Problem details →
In your copy, leave out the pictures; write out all the data exactly.

Raw data →
++++++++
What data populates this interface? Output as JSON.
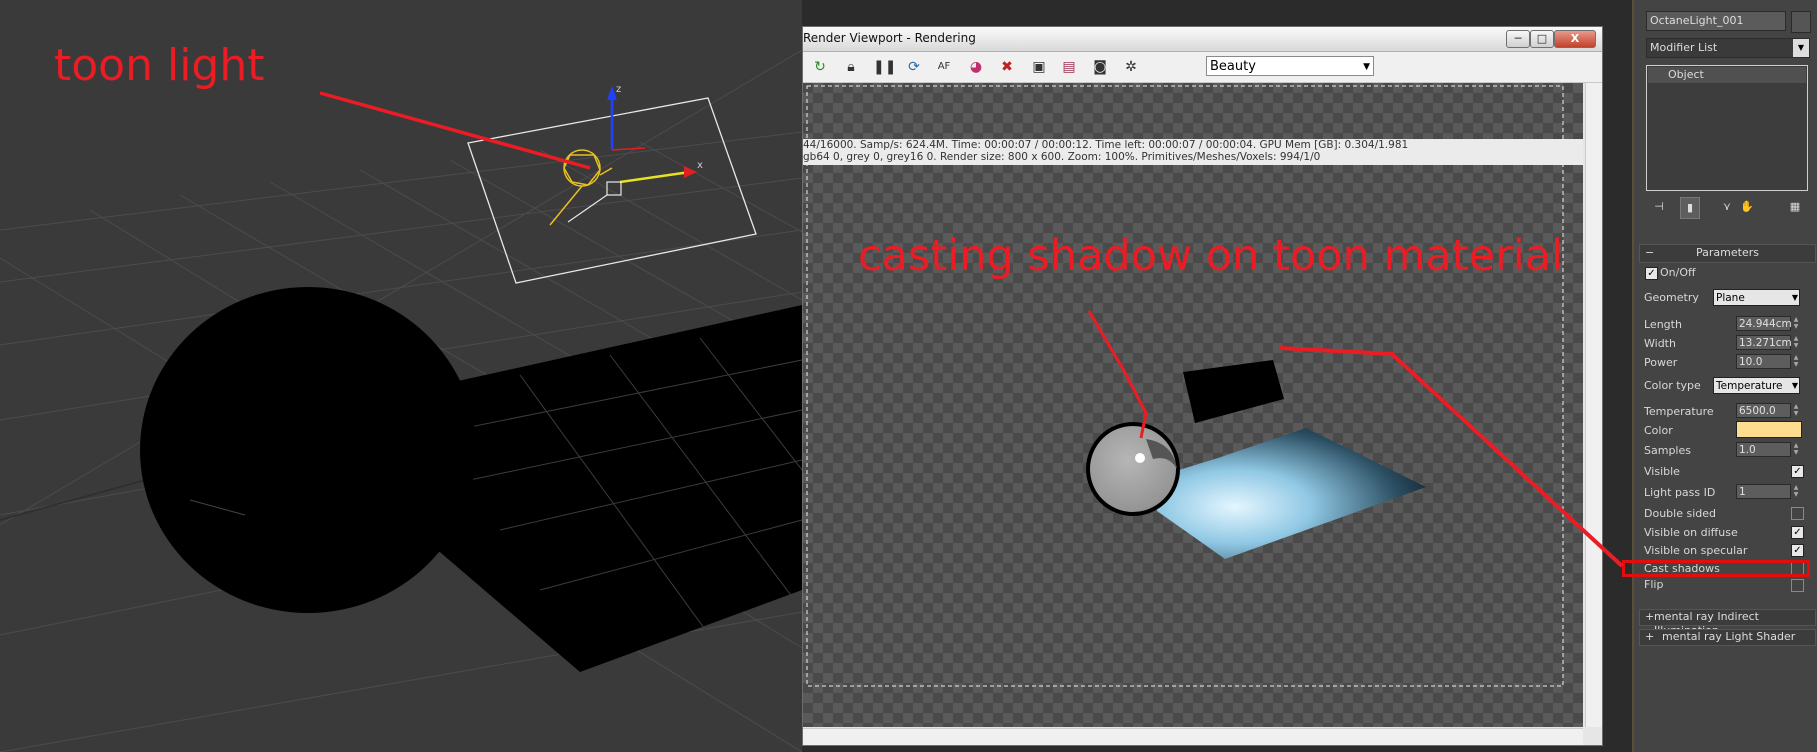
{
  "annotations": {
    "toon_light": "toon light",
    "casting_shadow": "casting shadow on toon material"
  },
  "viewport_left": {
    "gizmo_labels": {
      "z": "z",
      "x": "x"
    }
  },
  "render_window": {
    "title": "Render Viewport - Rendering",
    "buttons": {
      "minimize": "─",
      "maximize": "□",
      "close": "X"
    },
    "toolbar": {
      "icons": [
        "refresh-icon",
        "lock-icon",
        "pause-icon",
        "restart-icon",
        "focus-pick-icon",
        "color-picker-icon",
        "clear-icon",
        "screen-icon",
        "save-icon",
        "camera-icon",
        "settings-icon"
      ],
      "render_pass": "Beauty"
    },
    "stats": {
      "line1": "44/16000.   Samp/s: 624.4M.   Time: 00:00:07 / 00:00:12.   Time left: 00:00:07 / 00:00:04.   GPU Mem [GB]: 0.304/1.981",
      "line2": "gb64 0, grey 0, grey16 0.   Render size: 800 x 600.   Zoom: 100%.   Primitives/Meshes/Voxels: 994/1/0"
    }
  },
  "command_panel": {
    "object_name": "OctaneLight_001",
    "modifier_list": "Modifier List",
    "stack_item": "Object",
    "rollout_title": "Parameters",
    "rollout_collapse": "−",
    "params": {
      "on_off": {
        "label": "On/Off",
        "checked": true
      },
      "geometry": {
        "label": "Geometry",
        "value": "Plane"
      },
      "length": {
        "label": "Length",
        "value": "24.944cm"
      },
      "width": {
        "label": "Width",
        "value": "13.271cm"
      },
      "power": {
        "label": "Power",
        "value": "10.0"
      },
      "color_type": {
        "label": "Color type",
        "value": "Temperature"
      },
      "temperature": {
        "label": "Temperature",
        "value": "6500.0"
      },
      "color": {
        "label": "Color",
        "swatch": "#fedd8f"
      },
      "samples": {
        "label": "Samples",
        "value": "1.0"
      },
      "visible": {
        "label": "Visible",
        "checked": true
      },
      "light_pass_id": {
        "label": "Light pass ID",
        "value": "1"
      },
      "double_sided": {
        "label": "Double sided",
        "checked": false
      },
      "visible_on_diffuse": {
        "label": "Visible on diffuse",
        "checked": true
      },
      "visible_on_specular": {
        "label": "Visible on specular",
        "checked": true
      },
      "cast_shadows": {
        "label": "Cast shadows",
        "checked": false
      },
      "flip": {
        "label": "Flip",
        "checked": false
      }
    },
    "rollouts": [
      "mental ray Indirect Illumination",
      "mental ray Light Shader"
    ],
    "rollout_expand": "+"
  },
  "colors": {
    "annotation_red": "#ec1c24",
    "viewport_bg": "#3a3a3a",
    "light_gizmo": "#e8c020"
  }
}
++++++++
Correct output →
What data populates this interface? Output as JSON.
{
  "annotations": {
    "toon_light": "toon light",
    "casting_shadow": "casting shadow on toon material"
  },
  "viewport_left": {
    "gizmo_labels": {
      "z": "z",
      "x": "x"
    }
  },
  "render_window": {
    "title": "Render Viewport - Rendering",
    "buttons": {
      "minimize": "─",
      "maximize": "□",
      "close": "X"
    },
    "toolbar": {
      "icons": [
        "refresh-icon",
        "lock-icon",
        "pause-icon",
        "restart-icon",
        "focus-pick-icon",
        "color-picker-icon",
        "clear-icon",
        "screen-icon",
        "save-icon",
        "camera-icon",
        "settings-icon"
      ],
      "render_pass": "Beauty"
    },
    "stats": {
      "line1": "44/16000.   Samp/s: 624.4M.   Time: 00:00:07 / 00:00:12.   Time left: 00:00:07 / 00:00:04.   GPU Mem [GB]: 0.304/1.981",
      "line2": "gb64 0, grey 0, grey16 0.   Render size: 800 x 600.   Zoom: 100%.   Primitives/Meshes/Voxels: 994/1/0"
    }
  },
  "command_panel": {
    "object_name": "OctaneLight_001",
    "modifier_list": "Modifier List",
    "stack_item": "Object",
    "rollout_title": "Parameters",
    "rollout_collapse": "−",
    "params": {
      "on_off": {
        "label": "On/Off",
        "checked": true
      },
      "geometry": {
        "label": "Geometry",
        "value": "Plane"
      },
      "length": {
        "label": "Length",
        "value": "24.944cm"
      },
      "width": {
        "label": "Width",
        "value": "13.271cm"
      },
      "power": {
        "label": "Power",
        "value": "10.0"
      },
      "color_type": {
        "label": "Color type",
        "value": "Temperature"
      },
      "temperature": {
        "label": "Temperature",
        "value": "6500.0"
      },
      "color": {
        "label": "Color",
        "swatch": "#fedd8f"
      },
      "samples": {
        "label": "Samples",
        "value": "1.0"
      },
      "visible": {
        "label": "Visible",
        "checked": true
      },
      "light_pass_id": {
        "label": "Light pass ID",
        "value": "1"
      },
      "double_sided": {
        "label": "Double sided",
        "checked": false
      },
      "visible_on_diffuse": {
        "label": "Visible on diffuse",
        "checked": true
      },
      "visible_on_specular": {
        "label": "Visible on specular",
        "checked": true
      },
      "cast_shadows": {
        "label": "Cast shadows",
        "checked": false
      },
      "flip": {
        "label": "Flip",
        "checked": false
      }
    },
    "rollouts": [
      "mental ray Indirect Illumination",
      "mental ray Light Shader"
    ],
    "rollout_expand": "+"
  },
  "colors": {
    "annotation_red": "#ec1c24",
    "viewport_bg": "#3a3a3a",
    "light_gizmo": "#e8c020"
  }
}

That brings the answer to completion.